Given records:
= = = = =

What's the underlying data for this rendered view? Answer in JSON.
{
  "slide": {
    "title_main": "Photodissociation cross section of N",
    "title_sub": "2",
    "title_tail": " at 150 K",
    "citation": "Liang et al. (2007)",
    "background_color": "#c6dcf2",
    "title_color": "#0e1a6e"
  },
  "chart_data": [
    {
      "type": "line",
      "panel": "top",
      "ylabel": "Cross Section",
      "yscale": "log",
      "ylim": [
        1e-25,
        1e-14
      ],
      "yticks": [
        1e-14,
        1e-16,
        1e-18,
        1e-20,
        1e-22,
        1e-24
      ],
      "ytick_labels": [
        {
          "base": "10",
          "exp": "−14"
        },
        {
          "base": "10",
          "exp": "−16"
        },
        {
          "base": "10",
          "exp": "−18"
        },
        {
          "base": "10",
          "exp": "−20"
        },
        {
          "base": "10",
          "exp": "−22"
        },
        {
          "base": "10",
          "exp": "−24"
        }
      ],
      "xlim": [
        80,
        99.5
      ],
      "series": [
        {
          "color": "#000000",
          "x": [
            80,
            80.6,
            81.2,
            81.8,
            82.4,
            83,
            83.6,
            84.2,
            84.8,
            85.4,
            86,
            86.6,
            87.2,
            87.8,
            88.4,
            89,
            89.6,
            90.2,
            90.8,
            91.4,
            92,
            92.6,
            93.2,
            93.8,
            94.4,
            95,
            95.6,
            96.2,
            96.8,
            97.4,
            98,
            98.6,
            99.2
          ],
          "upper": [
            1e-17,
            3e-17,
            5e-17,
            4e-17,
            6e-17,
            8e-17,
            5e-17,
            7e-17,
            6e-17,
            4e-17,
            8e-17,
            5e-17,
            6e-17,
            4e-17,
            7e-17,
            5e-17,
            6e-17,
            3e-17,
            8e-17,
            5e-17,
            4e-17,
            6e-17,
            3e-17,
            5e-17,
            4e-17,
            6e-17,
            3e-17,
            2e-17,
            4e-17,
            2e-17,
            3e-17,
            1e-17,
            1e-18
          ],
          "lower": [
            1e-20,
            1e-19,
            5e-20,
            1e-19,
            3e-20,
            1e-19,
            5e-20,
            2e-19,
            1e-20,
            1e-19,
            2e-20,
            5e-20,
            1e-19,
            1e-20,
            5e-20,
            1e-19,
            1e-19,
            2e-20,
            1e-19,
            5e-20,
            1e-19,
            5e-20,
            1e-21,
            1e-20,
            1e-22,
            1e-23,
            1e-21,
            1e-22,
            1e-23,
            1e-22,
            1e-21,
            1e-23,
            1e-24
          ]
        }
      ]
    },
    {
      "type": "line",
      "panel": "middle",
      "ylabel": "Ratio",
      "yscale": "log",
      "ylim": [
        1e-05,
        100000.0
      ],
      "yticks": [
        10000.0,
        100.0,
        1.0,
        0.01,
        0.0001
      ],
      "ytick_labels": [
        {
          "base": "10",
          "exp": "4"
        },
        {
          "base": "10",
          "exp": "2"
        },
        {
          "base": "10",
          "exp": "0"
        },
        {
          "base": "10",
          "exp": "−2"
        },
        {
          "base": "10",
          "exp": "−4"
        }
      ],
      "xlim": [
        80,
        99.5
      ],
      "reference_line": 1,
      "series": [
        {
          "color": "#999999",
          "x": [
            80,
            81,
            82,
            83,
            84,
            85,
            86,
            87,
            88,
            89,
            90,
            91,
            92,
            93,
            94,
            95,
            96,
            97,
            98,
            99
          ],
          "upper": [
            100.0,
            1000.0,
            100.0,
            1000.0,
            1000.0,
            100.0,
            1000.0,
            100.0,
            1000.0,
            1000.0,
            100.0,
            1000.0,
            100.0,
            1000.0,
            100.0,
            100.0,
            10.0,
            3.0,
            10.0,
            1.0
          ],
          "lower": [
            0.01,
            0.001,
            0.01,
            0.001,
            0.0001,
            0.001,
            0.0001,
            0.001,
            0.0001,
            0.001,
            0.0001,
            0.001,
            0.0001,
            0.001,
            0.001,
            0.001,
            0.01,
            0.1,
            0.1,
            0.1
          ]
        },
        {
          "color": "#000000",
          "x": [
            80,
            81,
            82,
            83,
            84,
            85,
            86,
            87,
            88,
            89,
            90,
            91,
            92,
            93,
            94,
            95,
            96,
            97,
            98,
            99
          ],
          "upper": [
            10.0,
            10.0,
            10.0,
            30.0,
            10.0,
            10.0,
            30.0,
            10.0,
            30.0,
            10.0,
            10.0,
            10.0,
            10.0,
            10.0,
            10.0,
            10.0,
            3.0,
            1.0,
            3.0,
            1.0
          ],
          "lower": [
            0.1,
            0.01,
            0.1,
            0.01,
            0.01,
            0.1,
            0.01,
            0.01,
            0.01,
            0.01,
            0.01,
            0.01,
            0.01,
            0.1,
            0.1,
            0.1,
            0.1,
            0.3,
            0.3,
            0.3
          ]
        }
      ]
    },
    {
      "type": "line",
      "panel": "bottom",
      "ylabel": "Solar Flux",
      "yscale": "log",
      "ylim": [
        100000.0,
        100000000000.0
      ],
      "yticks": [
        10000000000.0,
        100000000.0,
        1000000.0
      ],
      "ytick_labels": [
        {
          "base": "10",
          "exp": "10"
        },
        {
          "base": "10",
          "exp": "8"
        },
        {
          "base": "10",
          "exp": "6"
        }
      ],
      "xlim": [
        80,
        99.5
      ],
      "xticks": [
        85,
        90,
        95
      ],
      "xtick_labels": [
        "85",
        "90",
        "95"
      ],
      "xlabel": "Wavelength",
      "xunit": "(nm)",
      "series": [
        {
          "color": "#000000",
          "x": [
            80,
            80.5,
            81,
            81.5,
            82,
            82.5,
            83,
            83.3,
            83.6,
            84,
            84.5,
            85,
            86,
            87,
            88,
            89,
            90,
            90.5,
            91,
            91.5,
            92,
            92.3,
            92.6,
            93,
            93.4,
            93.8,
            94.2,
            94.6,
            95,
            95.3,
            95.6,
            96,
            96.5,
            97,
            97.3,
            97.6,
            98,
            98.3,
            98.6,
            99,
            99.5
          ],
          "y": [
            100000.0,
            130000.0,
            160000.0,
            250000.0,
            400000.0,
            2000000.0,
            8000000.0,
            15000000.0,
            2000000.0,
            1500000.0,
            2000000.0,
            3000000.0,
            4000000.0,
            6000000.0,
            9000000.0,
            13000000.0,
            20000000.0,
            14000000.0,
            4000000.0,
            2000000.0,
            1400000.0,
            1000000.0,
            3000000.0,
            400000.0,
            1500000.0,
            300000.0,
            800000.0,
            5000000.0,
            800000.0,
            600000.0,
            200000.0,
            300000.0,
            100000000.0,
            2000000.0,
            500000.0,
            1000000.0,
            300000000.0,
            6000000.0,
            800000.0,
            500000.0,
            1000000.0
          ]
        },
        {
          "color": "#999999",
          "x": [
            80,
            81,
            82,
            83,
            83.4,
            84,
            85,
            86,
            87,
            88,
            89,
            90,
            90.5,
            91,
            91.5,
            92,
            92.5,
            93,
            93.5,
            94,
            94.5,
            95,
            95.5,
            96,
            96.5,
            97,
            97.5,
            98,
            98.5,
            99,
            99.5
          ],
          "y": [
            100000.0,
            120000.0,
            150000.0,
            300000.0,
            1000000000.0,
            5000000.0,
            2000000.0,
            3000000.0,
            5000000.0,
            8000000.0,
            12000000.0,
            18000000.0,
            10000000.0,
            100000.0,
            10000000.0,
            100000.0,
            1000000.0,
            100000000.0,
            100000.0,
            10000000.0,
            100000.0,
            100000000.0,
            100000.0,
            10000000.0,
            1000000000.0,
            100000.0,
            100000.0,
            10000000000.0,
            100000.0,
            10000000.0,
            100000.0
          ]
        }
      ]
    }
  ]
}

= = = = =

Brief:
Write out all of the records above exactly as they appear.

Completed exercise:
What's the underlying data for this rendered view? Answer in JSON.
{
  "slide": {
    "title_main": "Photodissociation cross section of N",
    "title_sub": "2",
    "title_tail": " at 150 K",
    "citation": "Liang et al. (2007)",
    "background_color": "#c6dcf2",
    "title_color": "#0e1a6e"
  },
  "chart_data": [
    {
      "type": "line",
      "panel": "top",
      "ylabel": "Cross Section",
      "yscale": "log",
      "ylim": [
        1e-25,
        1e-14
      ],
      "yticks": [
        1e-14,
        1e-16,
        1e-18,
        1e-20,
        1e-22,
        1e-24
      ],
      "ytick_labels": [
        {
          "base": "10",
          "exp": "−14"
        },
        {
          "base": "10",
          "exp": "−16"
        },
        {
          "base": "10",
          "exp": "−18"
        },
        {
          "base": "10",
          "exp": "−20"
        },
        {
          "base": "10",
          "exp": "−22"
        },
        {
          "base": "10",
          "exp": "−24"
        }
      ],
      "xlim": [
        80,
        99.5
      ],
      "series": [
        {
          "color": "#000000",
          "x": [
            80,
            80.6,
            81.2,
            81.8,
            82.4,
            83,
            83.6,
            84.2,
            84.8,
            85.4,
            86,
            86.6,
            87.2,
            87.8,
            88.4,
            89,
            89.6,
            90.2,
            90.8,
            91.4,
            92,
            92.6,
            93.2,
            93.8,
            94.4,
            95,
            95.6,
            96.2,
            96.8,
            97.4,
            98,
            98.6,
            99.2
          ],
          "upper": [
            1e-17,
            3e-17,
            5e-17,
            4e-17,
            6e-17,
            8e-17,
            5e-17,
            7e-17,
            6e-17,
            4e-17,
            8e-17,
            5e-17,
            6e-17,
            4e-17,
            7e-17,
            5e-17,
            6e-17,
            3e-17,
            8e-17,
            5e-17,
            4e-17,
            6e-17,
            3e-17,
            5e-17,
            4e-17,
            6e-17,
            3e-17,
            2e-17,
            4e-17,
            2e-17,
            3e-17,
            1e-17,
            1e-18
          ],
          "lower": [
            1e-20,
            1e-19,
            5e-20,
            1e-19,
            3e-20,
            1e-19,
            5e-20,
            2e-19,
            1e-20,
            1e-19,
            2e-20,
            5e-20,
            1e-19,
            1e-20,
            5e-20,
            1e-19,
            1e-19,
            2e-20,
            1e-19,
            5e-20,
            1e-19,
            5e-20,
            1e-21,
            1e-20,
            1e-22,
            1e-23,
            1e-21,
            1e-22,
            1e-23,
            1e-22,
            1e-21,
            1e-23,
            1e-24
          ]
        }
      ]
    },
    {
      "type": "line",
      "panel": "middle",
      "ylabel": "Ratio",
      "yscale": "log",
      "ylim": [
        1e-05,
        100000.0
      ],
      "yticks": [
        10000.0,
        100.0,
        1.0,
        0.01,
        0.0001
      ],
      "ytick_labels": [
        {
          "base": "10",
          "exp": "4"
        },
        {
          "base": "10",
          "exp": "2"
        },
        {
          "base": "10",
          "exp": "0"
        },
        {
          "base": "10",
          "exp": "−2"
        },
        {
          "base": "10",
          "exp": "−4"
        }
      ],
      "xlim": [
        80,
        99.5
      ],
      "reference_line": 1,
      "series": [
        {
          "color": "#999999",
          "x": [
            80,
            81,
            82,
            83,
            84,
            85,
            86,
            87,
            88,
            89,
            90,
            91,
            92,
            93,
            94,
            95,
            96,
            97,
            98,
            99
          ],
          "upper": [
            100.0,
            1000.0,
            100.0,
            1000.0,
            1000.0,
            100.0,
            1000.0,
            100.0,
            1000.0,
            1000.0,
            100.0,
            1000.0,
            100.0,
            1000.0,
            100.0,
            100.0,
            10.0,
            3.0,
            10.0,
            1.0
          ],
          "lower": [
            0.01,
            0.001,
            0.01,
            0.001,
            0.0001,
            0.001,
            0.0001,
            0.001,
            0.0001,
            0.001,
            0.0001,
            0.001,
            0.0001,
            0.001,
            0.001,
            0.001,
            0.01,
            0.1,
            0.1,
            0.1
          ]
        },
        {
          "color": "#000000",
          "x": [
            80,
            81,
            82,
            83,
            84,
            85,
            86,
            87,
            88,
            89,
            90,
            91,
            92,
            93,
            94,
            95,
            96,
            97,
            98,
            99
          ],
          "upper": [
            10.0,
            10.0,
            10.0,
            30.0,
            10.0,
            10.0,
            30.0,
            10.0,
            30.0,
            10.0,
            10.0,
            10.0,
            10.0,
            10.0,
            10.0,
            10.0,
            3.0,
            1.0,
            3.0,
            1.0
          ],
          "lower": [
            0.1,
            0.01,
            0.1,
            0.01,
            0.01,
            0.1,
            0.01,
            0.01,
            0.01,
            0.01,
            0.01,
            0.01,
            0.01,
            0.1,
            0.1,
            0.1,
            0.1,
            0.3,
            0.3,
            0.3
          ]
        }
      ]
    },
    {
      "type": "line",
      "panel": "bottom",
      "ylabel": "Solar Flux",
      "yscale": "log",
      "ylim": [
        100000.0,
        100000000000.0
      ],
      "yticks": [
        10000000000.0,
        100000000.0,
        1000000.0
      ],
      "ytick_labels": [
        {
          "base": "10",
          "exp": "10"
        },
        {
          "base": "10",
          "exp": "8"
        },
        {
          "base": "10",
          "exp": "6"
        }
      ],
      "xlim": [
        80,
        99.5
      ],
      "xticks": [
        85,
        90,
        95
      ],
      "xtick_labels": [
        "85",
        "90",
        "95"
      ],
      "xlabel": "Wavelength",
      "xunit": "(nm)",
      "series": [
        {
          "color": "#000000",
          "x": [
            80,
            80.5,
            81,
            81.5,
            82,
            82.5,
            83,
            83.3,
            83.6,
            84,
            84.5,
            85,
            86,
            87,
            88,
            89,
            90,
            90.5,
            91,
            91.5,
            92,
            92.3,
            92.6,
            93,
            93.4,
            93.8,
            94.2,
            94.6,
            95,
            95.3,
            95.6,
            96,
            96.5,
            97,
            97.3,
            97.6,
            98,
            98.3,
            98.6,
            99,
            99.5
          ],
          "y": [
            100000.0,
            130000.0,
            160000.0,
            250000.0,
            400000.0,
            2000000.0,
            8000000.0,
            15000000.0,
            2000000.0,
            1500000.0,
            2000000.0,
            3000000.0,
            4000000.0,
            6000000.0,
            9000000.0,
            13000000.0,
            20000000.0,
            14000000.0,
            4000000.0,
            2000000.0,
            1400000.0,
            1000000.0,
            3000000.0,
            400000.0,
            1500000.0,
            300000.0,
            800000.0,
            5000000.0,
            800000.0,
            600000.0,
            200000.0,
            300000.0,
            100000000.0,
            2000000.0,
            500000.0,
            1000000.0,
            300000000.0,
            6000000.0,
            800000.0,
            500000.0,
            1000000.0
          ]
        },
        {
          "color": "#999999",
          "x": [
            80,
            81,
            82,
            83,
            83.4,
            84,
            85,
            86,
            87,
            88,
            89,
            90,
            90.5,
            91,
            91.5,
            92,
            92.5,
            93,
            93.5,
            94,
            94.5,
            95,
            95.5,
            96,
            96.5,
            97,
            97.5,
            98,
            98.5,
            99,
            99.5
          ],
          "y": [
            100000.0,
            120000.0,
            150000.0,
            300000.0,
            1000000000.0,
            5000000.0,
            2000000.0,
            3000000.0,
            5000000.0,
            8000000.0,
            12000000.0,
            18000000.0,
            10000000.0,
            100000.0,
            10000000.0,
            100000.0,
            1000000.0,
            100000000.0,
            100000.0,
            10000000.0,
            100000.0,
            100000000.0,
            100000.0,
            10000000.0,
            1000000000.0,
            100000.0,
            100000.0,
            10000000000.0,
            100000.0,
            10000000.0,
            100000.0
          ]
        }
      ]
    }
  ]
}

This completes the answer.